* START *

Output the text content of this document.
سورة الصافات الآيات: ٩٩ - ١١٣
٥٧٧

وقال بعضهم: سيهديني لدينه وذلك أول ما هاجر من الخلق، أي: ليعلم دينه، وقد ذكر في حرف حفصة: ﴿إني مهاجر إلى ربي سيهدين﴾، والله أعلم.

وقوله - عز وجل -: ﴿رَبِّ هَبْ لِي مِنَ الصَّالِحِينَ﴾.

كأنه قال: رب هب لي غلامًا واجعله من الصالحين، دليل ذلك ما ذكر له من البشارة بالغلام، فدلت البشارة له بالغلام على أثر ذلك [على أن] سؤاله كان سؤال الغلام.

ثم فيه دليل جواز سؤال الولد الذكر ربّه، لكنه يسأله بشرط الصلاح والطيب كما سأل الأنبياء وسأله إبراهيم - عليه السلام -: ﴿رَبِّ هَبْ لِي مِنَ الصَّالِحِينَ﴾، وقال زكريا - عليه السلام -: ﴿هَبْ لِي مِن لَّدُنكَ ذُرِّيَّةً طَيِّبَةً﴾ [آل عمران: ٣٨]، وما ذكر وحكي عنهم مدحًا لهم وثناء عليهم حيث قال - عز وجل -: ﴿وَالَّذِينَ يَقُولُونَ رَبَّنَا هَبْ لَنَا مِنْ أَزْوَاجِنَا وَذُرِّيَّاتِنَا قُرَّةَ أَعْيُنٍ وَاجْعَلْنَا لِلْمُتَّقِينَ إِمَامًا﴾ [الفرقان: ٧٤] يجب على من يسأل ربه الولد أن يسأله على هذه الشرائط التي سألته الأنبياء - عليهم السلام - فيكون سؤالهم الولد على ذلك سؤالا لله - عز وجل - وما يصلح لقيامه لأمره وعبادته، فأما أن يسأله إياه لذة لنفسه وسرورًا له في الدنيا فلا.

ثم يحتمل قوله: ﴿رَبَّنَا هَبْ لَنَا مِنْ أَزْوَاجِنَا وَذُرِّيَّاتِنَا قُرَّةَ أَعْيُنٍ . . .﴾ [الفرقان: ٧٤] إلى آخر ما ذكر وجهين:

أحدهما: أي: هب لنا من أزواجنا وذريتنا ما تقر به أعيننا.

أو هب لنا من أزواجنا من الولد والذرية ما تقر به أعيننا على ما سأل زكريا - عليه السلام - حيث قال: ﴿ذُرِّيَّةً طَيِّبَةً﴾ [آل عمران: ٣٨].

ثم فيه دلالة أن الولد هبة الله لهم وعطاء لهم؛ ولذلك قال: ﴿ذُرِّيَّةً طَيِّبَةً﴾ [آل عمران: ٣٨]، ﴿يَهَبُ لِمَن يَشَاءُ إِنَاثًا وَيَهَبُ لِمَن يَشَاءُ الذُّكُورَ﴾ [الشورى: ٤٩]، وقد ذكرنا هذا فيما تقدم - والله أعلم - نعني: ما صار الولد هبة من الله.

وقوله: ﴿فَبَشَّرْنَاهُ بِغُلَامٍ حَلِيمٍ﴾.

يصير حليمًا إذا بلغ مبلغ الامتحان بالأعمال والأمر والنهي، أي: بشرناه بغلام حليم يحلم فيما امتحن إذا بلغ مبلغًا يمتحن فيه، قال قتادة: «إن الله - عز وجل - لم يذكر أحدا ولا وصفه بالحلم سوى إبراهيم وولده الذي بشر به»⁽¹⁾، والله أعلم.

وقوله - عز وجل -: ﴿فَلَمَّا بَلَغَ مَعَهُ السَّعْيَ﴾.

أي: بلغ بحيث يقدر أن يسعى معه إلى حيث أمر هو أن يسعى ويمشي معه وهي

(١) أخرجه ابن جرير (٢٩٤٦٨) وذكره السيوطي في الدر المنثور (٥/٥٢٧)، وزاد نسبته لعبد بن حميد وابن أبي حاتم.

* END *

What you should do: Return the listing above word for word.

Exercise result:
Output the text content of this document.
سورة الصافات الآيات: ٩٩ - ١١٣
٥٧٧

وقال بعضهم: سيهديني لدينه وذلك أول ما هاجر من الخلق، أي: ليعلم دينه، وقد ذكر في حرف حفصة: ﴿إني مهاجر إلى ربي سيهدين﴾، والله أعلم.

وقوله - عز وجل -: ﴿رَبِّ هَبْ لِي مِنَ الصَّالِحِينَ﴾.

كأنه قال: رب هب لي غلامًا واجعله من الصالحين، دليل ذلك ما ذكر له من البشارة بالغلام، فدلت البشارة له بالغلام على أثر ذلك [على أن] سؤاله كان سؤال الغلام.

ثم فيه دليل جواز سؤال الولد الذكر ربّه، لكنه يسأله بشرط الصلاح والطيب كما سأل الأنبياء وسأله إبراهيم - عليه السلام -: ﴿رَبِّ هَبْ لِي مِنَ الصَّالِحِينَ﴾، وقال زكريا - عليه السلام -: ﴿هَبْ لِي مِن لَّدُنكَ ذُرِّيَّةً طَيِّبَةً﴾ [آل عمران: ٣٨]، وما ذكر وحكي عنهم مدحًا لهم وثناء عليهم حيث قال - عز وجل -: ﴿وَالَّذِينَ يَقُولُونَ رَبَّنَا هَبْ لَنَا مِنْ أَزْوَاجِنَا وَذُرِّيَّاتِنَا قُرَّةَ أَعْيُنٍ وَاجْعَلْنَا لِلْمُتَّقِينَ إِمَامًا﴾ [الفرقان: ٧٤] يجب على من يسأل ربه الولد أن يسأله على هذه الشرائط التي سألته الأنبياء - عليهم السلام - فيكون سؤالهم الولد على ذلك سؤالا لله - عز وجل - وما يصلح لقيامه لأمره وعبادته، فأما أن يسأله إياه لذة لنفسه وسرورًا له في الدنيا فلا.

ثم يحتمل قوله: ﴿رَبَّنَا هَبْ لَنَا مِنْ أَزْوَاجِنَا وَذُرِّيَّاتِنَا قُرَّةَ أَعْيُنٍ . . .﴾ [الفرقان: ٧٤] إلى آخر ما ذكر وجهين:

أحدهما: أي: هب لنا من أزواجنا وذريتنا ما تقر به أعيننا.

أو هب لنا من أزواجنا من الولد والذرية ما تقر به أعيننا على ما سأل زكريا - عليه السلام - حيث قال: ﴿ذُرِّيَّةً طَيِّبَةً﴾ [آل عمران: ٣٨].

ثم فيه دلالة أن الولد هبة الله لهم وعطاء لهم؛ ولذلك قال: ﴿ذُرِّيَّةً طَيِّبَةً﴾ [آل عمران: ٣٨]، ﴿يَهَبُ لِمَن يَشَاءُ إِنَاثًا وَيَهَبُ لِمَن يَشَاءُ الذُّكُورَ﴾ [الشورى: ٤٩]، وقد ذكرنا هذا فيما تقدم - والله أعلم - نعني: ما صار الولد هبة من الله.

وقوله: ﴿فَبَشَّرْنَاهُ بِغُلَامٍ حَلِيمٍ﴾.

يصير حليمًا إذا بلغ مبلغ الامتحان بالأعمال والأمر والنهي، أي: بشرناه بغلام حليم يحلم فيما امتحن إذا بلغ مبلغًا يمتحن فيه، قال قتادة: «إن الله - عز وجل - لم يذكر أحدا ولا وصفه بالحلم سوى إبراهيم وولده الذي بشر به»⁽¹⁾، والله أعلم.

وقوله - عز وجل -: ﴿فَلَمَّا بَلَغَ مَعَهُ السَّعْيَ﴾.

أي: بلغ بحيث يقدر أن يسعى معه إلى حيث أمر هو أن يسعى ويمشي معه وهي

(١) أخرجه ابن جرير (٢٩٤٦٨) وذكره السيوطي في الدر المنثور (٥/٥٢٧)، وزاد نسبته لعبد بن حميد وابن أبي حاتم.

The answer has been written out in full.